• Required task:
Count the lines of the records below that contain the word "mechanism", and give only that number.
## BEGIN Data supplied
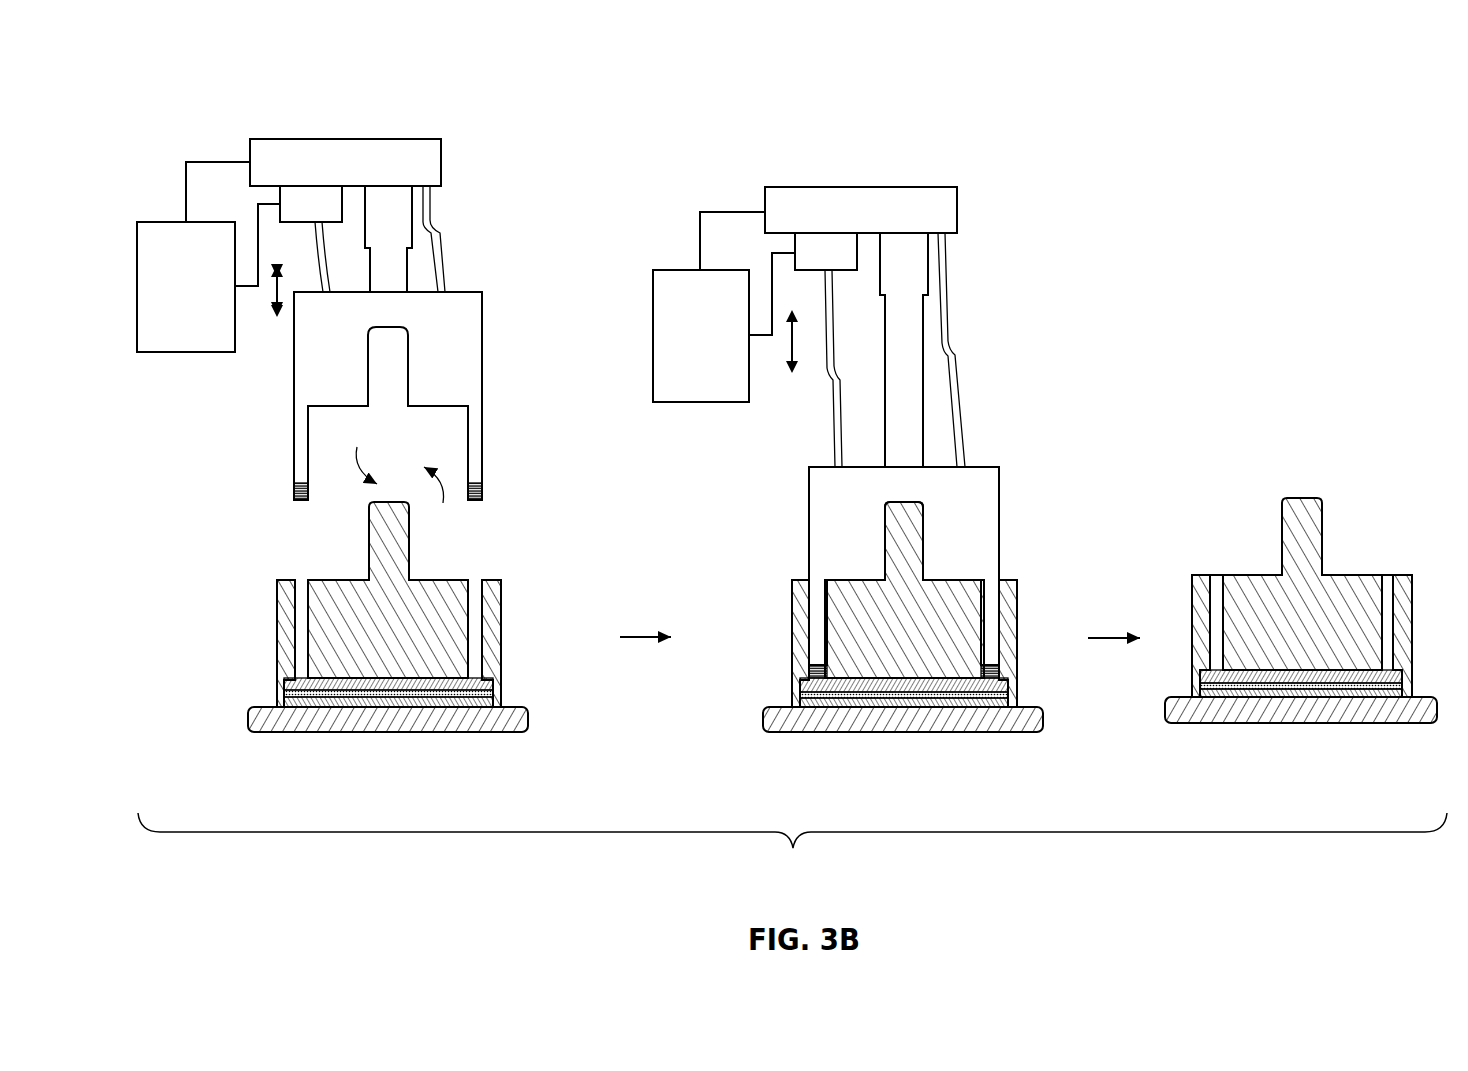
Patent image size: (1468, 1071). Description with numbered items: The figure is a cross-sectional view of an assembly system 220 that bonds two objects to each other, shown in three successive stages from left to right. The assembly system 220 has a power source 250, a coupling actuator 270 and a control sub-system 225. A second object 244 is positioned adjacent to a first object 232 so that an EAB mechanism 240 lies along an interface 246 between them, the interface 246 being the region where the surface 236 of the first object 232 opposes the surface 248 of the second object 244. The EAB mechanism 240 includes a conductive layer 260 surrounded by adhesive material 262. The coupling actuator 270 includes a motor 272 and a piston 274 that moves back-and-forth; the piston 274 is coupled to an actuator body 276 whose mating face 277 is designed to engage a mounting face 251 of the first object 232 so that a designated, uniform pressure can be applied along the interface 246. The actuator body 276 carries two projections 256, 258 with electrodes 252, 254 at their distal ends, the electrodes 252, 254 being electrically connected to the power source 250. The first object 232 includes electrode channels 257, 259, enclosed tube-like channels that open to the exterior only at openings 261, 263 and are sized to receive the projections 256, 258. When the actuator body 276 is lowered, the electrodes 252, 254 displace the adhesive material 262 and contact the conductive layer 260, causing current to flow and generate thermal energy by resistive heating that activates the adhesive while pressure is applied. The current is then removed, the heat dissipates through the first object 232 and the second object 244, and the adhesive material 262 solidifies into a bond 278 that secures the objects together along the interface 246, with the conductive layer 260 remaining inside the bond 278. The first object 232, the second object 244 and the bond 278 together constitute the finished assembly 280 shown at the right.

The assembly system 220 is at (508, 72).
The control sub-system 225 is at (170, 218).
The first object 232 is at (348, 571).
The surface 236 is at (457, 689).
The EAB mechanism 240 is at (413, 704).
The second object 244 is at (334, 736).
The interface 246 is at (498, 681).
The surface 248 is at (316, 702).
The power source 250 is at (304, 183).
The mounting face 251 is at (365, 450).
The electrode 252 is at (299, 482).
The electrode 254 is at (477, 482).
The projection 256 is at (294, 445).
The electrode channel 257 is at (298, 623).
The projection 258 is at (478, 424).
The electrode channel 259 is at (480, 623).
The conductive layer 260 is at (1365, 688).
The opening 261 is at (300, 575).
The adhesive material 262 is at (383, 701).
The opening 263 is at (476, 575).
The coupling actuator 270 is at (394, 136).
The motor 272 is at (445, 162).
The piston 274 is at (415, 214).
The actuator body 276 is at (486, 355).
The mating face 277 is at (448, 502).
The bond 278 is at (1263, 693).
The assembly 280 is at (1255, 469).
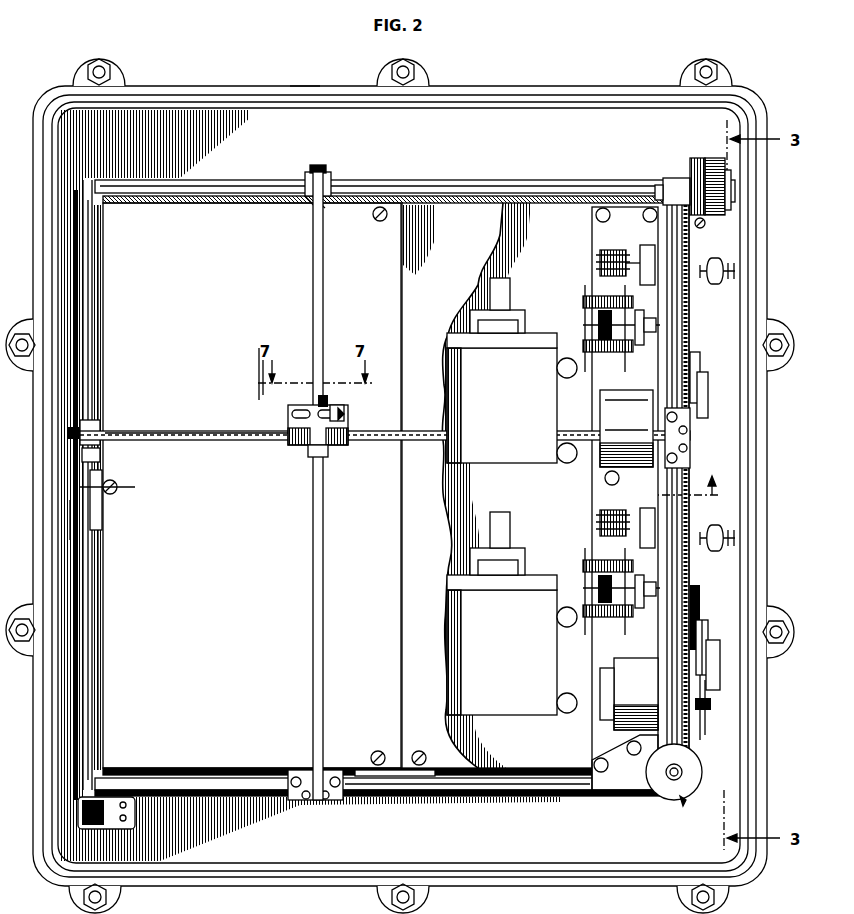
## END Data supplied
• Exercise result:
2